>> Begin DATASET ROWS
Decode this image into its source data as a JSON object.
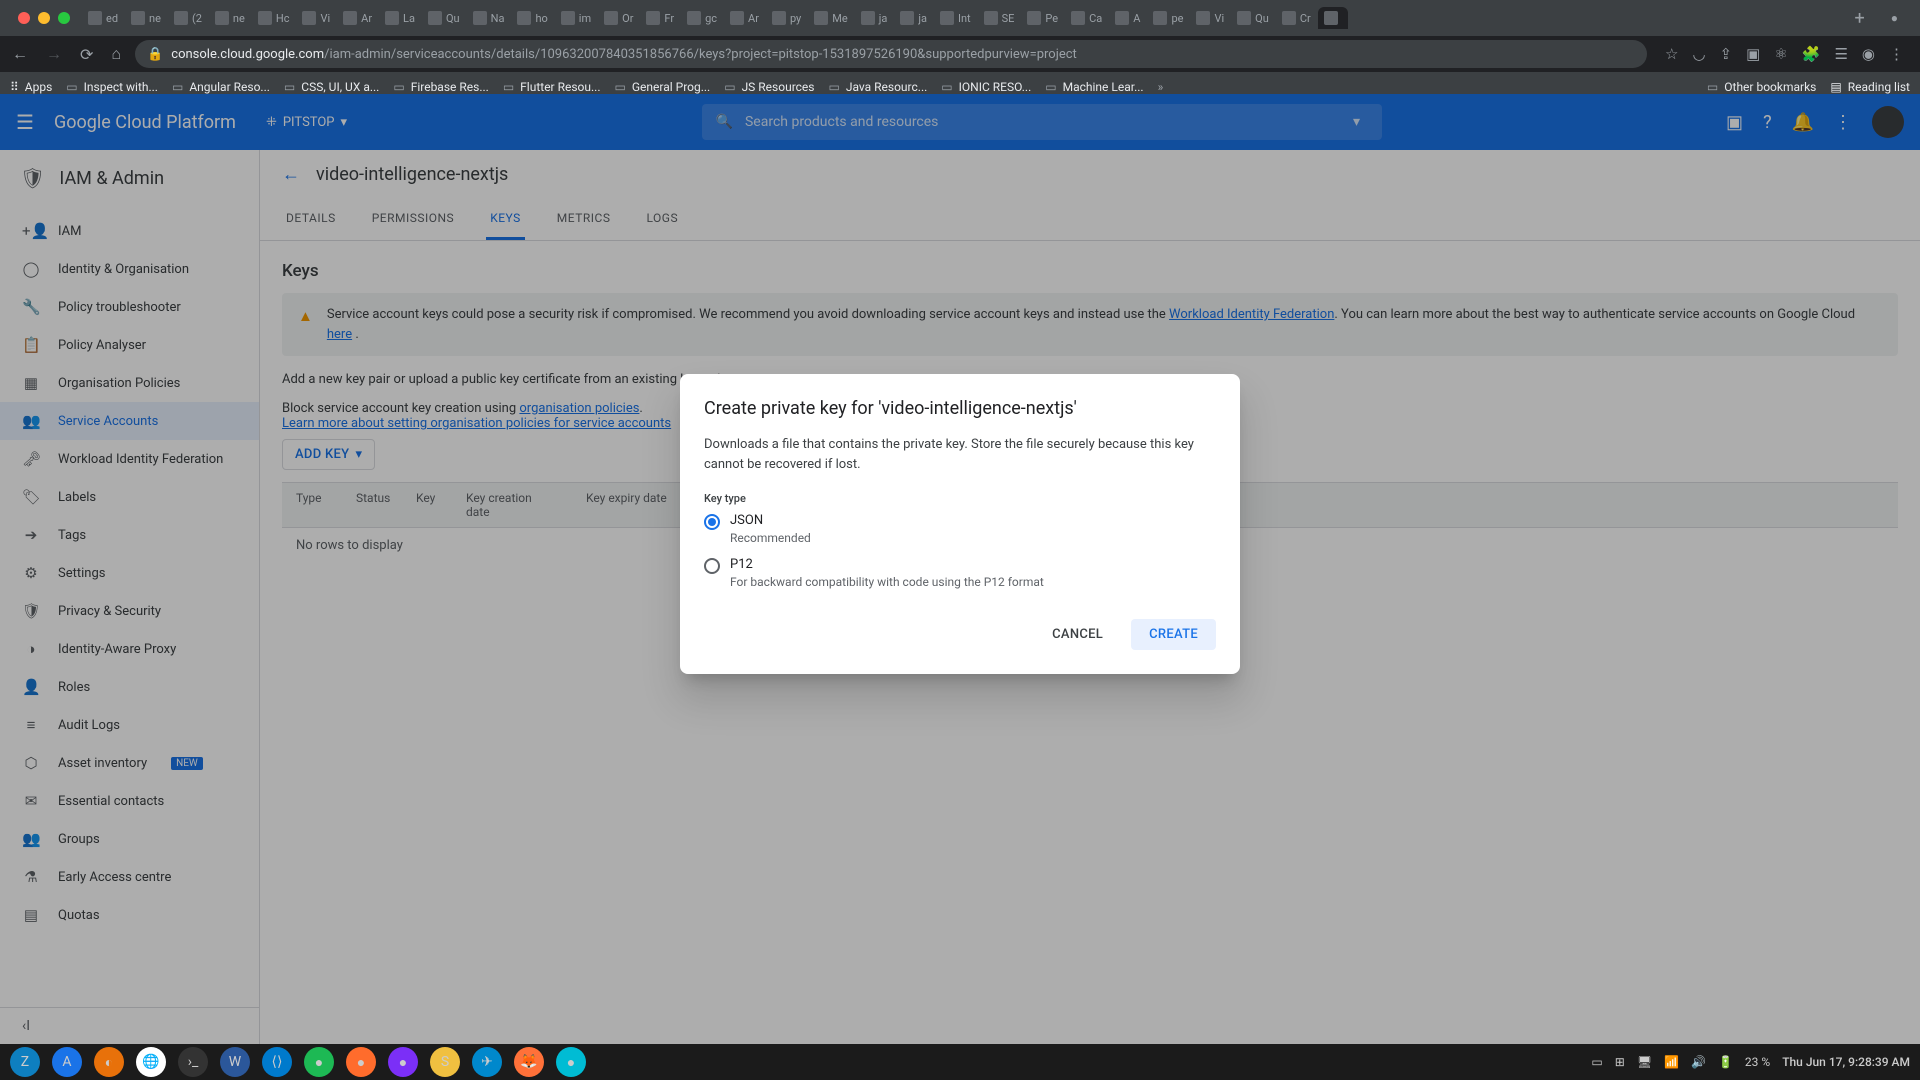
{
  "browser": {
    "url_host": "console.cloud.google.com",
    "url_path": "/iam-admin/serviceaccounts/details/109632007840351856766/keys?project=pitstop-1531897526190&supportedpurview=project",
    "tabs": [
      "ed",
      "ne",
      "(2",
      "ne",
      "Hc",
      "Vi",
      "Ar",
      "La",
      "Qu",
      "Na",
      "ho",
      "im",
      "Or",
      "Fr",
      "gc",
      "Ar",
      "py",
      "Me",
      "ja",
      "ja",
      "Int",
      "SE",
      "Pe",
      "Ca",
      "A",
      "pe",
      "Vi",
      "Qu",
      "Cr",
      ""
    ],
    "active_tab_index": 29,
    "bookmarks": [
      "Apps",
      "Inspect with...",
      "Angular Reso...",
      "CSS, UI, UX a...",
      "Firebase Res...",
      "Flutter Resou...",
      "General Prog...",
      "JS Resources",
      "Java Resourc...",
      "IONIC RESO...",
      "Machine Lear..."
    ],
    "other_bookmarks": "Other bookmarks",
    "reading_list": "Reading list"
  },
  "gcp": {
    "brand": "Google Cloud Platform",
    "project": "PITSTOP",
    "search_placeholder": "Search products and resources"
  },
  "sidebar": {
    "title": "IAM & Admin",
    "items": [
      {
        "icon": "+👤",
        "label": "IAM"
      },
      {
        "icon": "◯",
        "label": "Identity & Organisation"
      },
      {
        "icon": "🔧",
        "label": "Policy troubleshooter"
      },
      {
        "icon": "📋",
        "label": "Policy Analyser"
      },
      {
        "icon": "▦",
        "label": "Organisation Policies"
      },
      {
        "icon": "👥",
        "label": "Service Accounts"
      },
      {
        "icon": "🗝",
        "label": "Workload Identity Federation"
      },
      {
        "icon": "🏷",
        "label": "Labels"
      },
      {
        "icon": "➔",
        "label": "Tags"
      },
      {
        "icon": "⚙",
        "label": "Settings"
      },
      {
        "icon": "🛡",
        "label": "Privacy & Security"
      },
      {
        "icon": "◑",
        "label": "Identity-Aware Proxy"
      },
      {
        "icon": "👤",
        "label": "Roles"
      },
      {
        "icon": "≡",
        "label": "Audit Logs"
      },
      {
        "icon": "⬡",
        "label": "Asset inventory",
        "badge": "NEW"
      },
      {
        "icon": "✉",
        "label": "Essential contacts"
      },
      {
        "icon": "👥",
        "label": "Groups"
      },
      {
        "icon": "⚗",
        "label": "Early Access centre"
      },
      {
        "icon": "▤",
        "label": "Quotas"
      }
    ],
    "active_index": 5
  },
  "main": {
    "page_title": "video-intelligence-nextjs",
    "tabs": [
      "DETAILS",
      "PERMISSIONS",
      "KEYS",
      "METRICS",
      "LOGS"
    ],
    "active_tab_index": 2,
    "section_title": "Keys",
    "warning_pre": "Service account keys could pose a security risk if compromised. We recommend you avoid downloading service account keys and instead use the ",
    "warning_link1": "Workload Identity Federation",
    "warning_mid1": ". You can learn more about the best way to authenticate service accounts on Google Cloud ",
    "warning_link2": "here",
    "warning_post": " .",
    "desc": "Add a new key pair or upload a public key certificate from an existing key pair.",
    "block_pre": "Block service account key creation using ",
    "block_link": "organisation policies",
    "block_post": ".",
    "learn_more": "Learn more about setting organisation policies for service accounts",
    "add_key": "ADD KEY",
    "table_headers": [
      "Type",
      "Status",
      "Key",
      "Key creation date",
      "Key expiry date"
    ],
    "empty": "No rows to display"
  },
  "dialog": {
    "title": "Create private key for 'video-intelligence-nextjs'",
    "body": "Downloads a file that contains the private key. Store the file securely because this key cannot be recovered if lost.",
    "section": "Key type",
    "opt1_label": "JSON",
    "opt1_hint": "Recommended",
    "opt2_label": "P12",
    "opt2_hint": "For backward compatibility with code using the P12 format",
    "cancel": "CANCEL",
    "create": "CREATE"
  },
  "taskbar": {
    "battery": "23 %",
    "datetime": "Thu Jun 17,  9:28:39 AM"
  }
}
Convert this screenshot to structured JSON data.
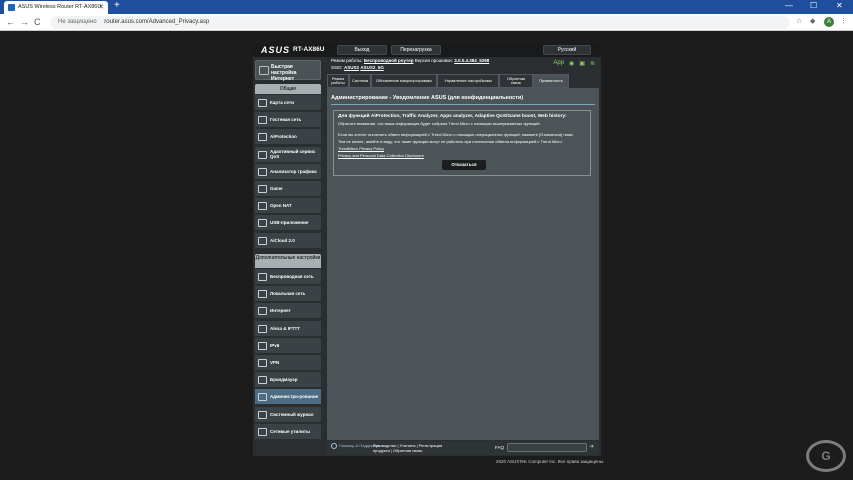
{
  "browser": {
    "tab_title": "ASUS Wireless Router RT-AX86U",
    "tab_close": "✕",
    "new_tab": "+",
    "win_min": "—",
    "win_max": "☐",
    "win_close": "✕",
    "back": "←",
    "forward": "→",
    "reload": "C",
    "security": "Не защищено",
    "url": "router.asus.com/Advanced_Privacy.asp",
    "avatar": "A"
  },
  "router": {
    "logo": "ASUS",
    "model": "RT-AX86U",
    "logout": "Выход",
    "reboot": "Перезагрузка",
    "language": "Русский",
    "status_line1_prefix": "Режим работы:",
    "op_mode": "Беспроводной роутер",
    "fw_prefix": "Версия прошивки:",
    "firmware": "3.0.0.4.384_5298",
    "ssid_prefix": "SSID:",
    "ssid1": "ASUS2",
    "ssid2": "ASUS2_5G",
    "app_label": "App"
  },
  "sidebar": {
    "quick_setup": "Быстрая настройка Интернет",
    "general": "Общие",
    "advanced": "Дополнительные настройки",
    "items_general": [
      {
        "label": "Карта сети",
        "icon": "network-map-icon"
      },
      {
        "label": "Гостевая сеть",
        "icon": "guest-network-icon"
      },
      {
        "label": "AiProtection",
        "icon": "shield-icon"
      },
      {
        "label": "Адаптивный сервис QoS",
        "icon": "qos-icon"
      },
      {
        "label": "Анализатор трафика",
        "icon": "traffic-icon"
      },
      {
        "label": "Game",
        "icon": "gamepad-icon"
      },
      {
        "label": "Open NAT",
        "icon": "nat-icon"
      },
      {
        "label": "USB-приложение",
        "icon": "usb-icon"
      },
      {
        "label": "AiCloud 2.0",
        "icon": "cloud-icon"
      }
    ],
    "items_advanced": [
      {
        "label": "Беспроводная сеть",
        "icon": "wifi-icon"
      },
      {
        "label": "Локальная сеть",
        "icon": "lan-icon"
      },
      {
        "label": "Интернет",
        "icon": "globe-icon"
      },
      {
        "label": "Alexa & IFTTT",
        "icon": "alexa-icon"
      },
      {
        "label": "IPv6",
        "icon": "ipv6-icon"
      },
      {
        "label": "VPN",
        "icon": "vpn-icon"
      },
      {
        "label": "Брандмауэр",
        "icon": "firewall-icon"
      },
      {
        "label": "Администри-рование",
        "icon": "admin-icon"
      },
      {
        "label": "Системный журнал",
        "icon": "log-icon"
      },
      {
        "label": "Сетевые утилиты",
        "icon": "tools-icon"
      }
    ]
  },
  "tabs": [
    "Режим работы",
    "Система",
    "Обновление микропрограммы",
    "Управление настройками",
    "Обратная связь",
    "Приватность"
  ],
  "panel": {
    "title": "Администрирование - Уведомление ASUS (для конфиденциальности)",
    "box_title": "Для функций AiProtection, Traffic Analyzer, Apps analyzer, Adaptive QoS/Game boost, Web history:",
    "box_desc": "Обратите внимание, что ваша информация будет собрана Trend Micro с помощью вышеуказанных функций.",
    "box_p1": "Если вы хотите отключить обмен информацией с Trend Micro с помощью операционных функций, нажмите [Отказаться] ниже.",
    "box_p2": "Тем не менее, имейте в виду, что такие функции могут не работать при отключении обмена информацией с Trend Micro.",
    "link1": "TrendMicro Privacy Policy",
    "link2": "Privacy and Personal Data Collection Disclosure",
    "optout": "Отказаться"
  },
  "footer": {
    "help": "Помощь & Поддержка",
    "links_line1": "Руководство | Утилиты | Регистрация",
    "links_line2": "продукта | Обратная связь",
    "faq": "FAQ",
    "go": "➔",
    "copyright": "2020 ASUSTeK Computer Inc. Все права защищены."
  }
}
>> End DATASET ROWS
Reproduce all of the data exactly; the pictures do not belong in the copy.

EXERCISE OUTPUT
Decode this image into its source data as a JSON object.
{
  "browser": {
    "url_host": "console.cloud.google.com",
    "url_path": "/iam-admin/serviceaccounts/details/109632007840351856766/keys?project=pitstop-1531897526190&supportedpurview=project",
    "tabs": [
      "ed",
      "ne",
      "(2",
      "ne",
      "Hc",
      "Vi",
      "Ar",
      "La",
      "Qu",
      "Na",
      "ho",
      "im",
      "Or",
      "Fr",
      "gc",
      "Ar",
      "py",
      "Me",
      "ja",
      "ja",
      "Int",
      "SE",
      "Pe",
      "Ca",
      "A",
      "pe",
      "Vi",
      "Qu",
      "Cr",
      ""
    ],
    "active_tab_index": 29,
    "bookmarks": [
      "Apps",
      "Inspect with...",
      "Angular Reso...",
      "CSS, UI, UX a...",
      "Firebase Res...",
      "Flutter Resou...",
      "General Prog...",
      "JS Resources",
      "Java Resourc...",
      "IONIC RESO...",
      "Machine Lear..."
    ],
    "other_bookmarks": "Other bookmarks",
    "reading_list": "Reading list"
  },
  "gcp": {
    "brand": "Google Cloud Platform",
    "project": "PITSTOP",
    "search_placeholder": "Search products and resources"
  },
  "sidebar": {
    "title": "IAM & Admin",
    "items": [
      {
        "icon": "+👤",
        "label": "IAM"
      },
      {
        "icon": "◯",
        "label": "Identity & Organisation"
      },
      {
        "icon": "🔧",
        "label": "Policy troubleshooter"
      },
      {
        "icon": "📋",
        "label": "Policy Analyser"
      },
      {
        "icon": "▦",
        "label": "Organisation Policies"
      },
      {
        "icon": "👥",
        "label": "Service Accounts"
      },
      {
        "icon": "🗝",
        "label": "Workload Identity Federation"
      },
      {
        "icon": "🏷",
        "label": "Labels"
      },
      {
        "icon": "➔",
        "label": "Tags"
      },
      {
        "icon": "⚙",
        "label": "Settings"
      },
      {
        "icon": "🛡",
        "label": "Privacy & Security"
      },
      {
        "icon": "◑",
        "label": "Identity-Aware Proxy"
      },
      {
        "icon": "👤",
        "label": "Roles"
      },
      {
        "icon": "≡",
        "label": "Audit Logs"
      },
      {
        "icon": "⬡",
        "label": "Asset inventory",
        "badge": "NEW"
      },
      {
        "icon": "✉",
        "label": "Essential contacts"
      },
      {
        "icon": "👥",
        "label": "Groups"
      },
      {
        "icon": "⚗",
        "label": "Early Access centre"
      },
      {
        "icon": "▤",
        "label": "Quotas"
      }
    ],
    "active_index": 5
  },
  "main": {
    "page_title": "video-intelligence-nextjs",
    "tabs": [
      "DETAILS",
      "PERMISSIONS",
      "KEYS",
      "METRICS",
      "LOGS"
    ],
    "active_tab_index": 2,
    "section_title": "Keys",
    "warning_pre": "Service account keys could pose a security risk if compromised. We recommend you avoid downloading service account keys and instead use the ",
    "warning_link1": "Workload Identity Federation",
    "warning_mid1": ". You can learn more about the best way to authenticate service accounts on Google Cloud ",
    "warning_link2": "here",
    "warning_post": " .",
    "desc": "Add a new key pair or upload a public key certificate from an existing key pair.",
    "block_pre": "Block service account key creation using ",
    "block_link": "organisation policies",
    "block_post": ".",
    "learn_more": "Learn more about setting organisation policies for service accounts",
    "add_key": "ADD KEY",
    "table_headers": [
      "Type",
      "Status",
      "Key",
      "Key creation date",
      "Key expiry date"
    ],
    "empty": "No rows to display"
  },
  "dialog": {
    "title": "Create private key for 'video-intelligence-nextjs'",
    "body": "Downloads a file that contains the private key. Store the file securely because this key cannot be recovered if lost.",
    "section": "Key type",
    "opt1_label": "JSON",
    "opt1_hint": "Recommended",
    "opt2_label": "P12",
    "opt2_hint": "For backward compatibility with code using the P12 format",
    "cancel": "CANCEL",
    "create": "CREATE"
  },
  "taskbar": {
    "battery": "23 %",
    "datetime": "Thu Jun 17,  9:28:39 AM"
  }
}
Convert this screenshot to structured JSON data.
{
  "browser": {
    "tab_title": "ASUS Wireless Router RT-AX86U",
    "tab_close": "✕",
    "new_tab": "+",
    "win_min": "—",
    "win_max": "☐",
    "win_close": "✕",
    "back": "←",
    "forward": "→",
    "reload": "C",
    "security": "Не защищено",
    "url": "router.asus.com/Advanced_Privacy.asp",
    "avatar": "A"
  },
  "router": {
    "logo": "ASUS",
    "model": "RT-AX86U",
    "logout": "Выход",
    "reboot": "Перезагрузка",
    "language": "Русский",
    "status_line1_prefix": "Режим работы:",
    "op_mode": "Беспроводной роутер",
    "fw_prefix": "Версия прошивки:",
    "firmware": "3.0.0.4.384_5298",
    "ssid_prefix": "SSID:",
    "ssid1": "ASUS2",
    "ssid2": "ASUS2_5G",
    "app_label": "App"
  },
  "sidebar": {
    "quick_setup": "Быстрая настройка Интернет",
    "general": "Общие",
    "advanced": "Дополнительные настройки",
    "items_general": [
      {
        "label": "Карта сети",
        "icon": "network-map-icon"
      },
      {
        "label": "Гостевая сеть",
        "icon": "guest-network-icon"
      },
      {
        "label": "AiProtection",
        "icon": "shield-icon"
      },
      {
        "label": "Адаптивный сервис QoS",
        "icon": "qos-icon"
      },
      {
        "label": "Анализатор трафика",
        "icon": "traffic-icon"
      },
      {
        "label": "Game",
        "icon": "gamepad-icon"
      },
      {
        "label": "Open NAT",
        "icon": "nat-icon"
      },
      {
        "label": "USB-приложение",
        "icon": "usb-icon"
      },
      {
        "label": "AiCloud 2.0",
        "icon": "cloud-icon"
      }
    ],
    "items_advanced": [
      {
        "label": "Беспроводная сеть",
        "icon": "wifi-icon"
      },
      {
        "label": "Локальная сеть",
        "icon": "lan-icon"
      },
      {
        "label": "Интернет",
        "icon": "globe-icon"
      },
      {
        "label": "Alexa & IFTTT",
        "icon": "alexa-icon"
      },
      {
        "label": "IPv6",
        "icon": "ipv6-icon"
      },
      {
        "label": "VPN",
        "icon": "vpn-icon"
      },
      {
        "label": "Брандмауэр",
        "icon": "firewall-icon"
      },
      {
        "label": "Администри-рование",
        "icon": "admin-icon"
      },
      {
        "label": "Системный журнал",
        "icon": "log-icon"
      },
      {
        "label": "Сетевые утилиты",
        "icon": "tools-icon"
      }
    ]
  },
  "tabs": [
    "Режим работы",
    "Система",
    "Обновление микропрограммы",
    "Управление настройками",
    "Обратная связь",
    "Приватность"
  ],
  "panel": {
    "title": "Администрирование - Уведомление ASUS (для конфиденциальности)",
    "box_title": "Для функций AiProtection, Traffic Analyzer, Apps analyzer, Adaptive QoS/Game boost, Web history:",
    "box_desc": "Обратите внимание, что ваша информация будет собрана Trend Micro с помощью вышеуказанных функций.",
    "box_p1": "Если вы хотите отключить обмен информацией с Trend Micro с помощью операционных функций, нажмите [Отказаться] ниже.",
    "box_p2": "Тем не менее, имейте в виду, что такие функции могут не работать при отключении обмена информацией с Trend Micro.",
    "link1": "TrendMicro Privacy Policy",
    "link2": "Privacy and Personal Data Collection Disclosure",
    "optout": "Отказаться"
  },
  "footer": {
    "help": "Помощь & Поддержка",
    "links_line1": "Руководство | Утилиты | Регистрация",
    "links_line2": "продукта | Обратная связь",
    "faq": "FAQ",
    "go": "➔",
    "copyright": "2020 ASUSTeK Computer Inc. Все права защищены."
  }
}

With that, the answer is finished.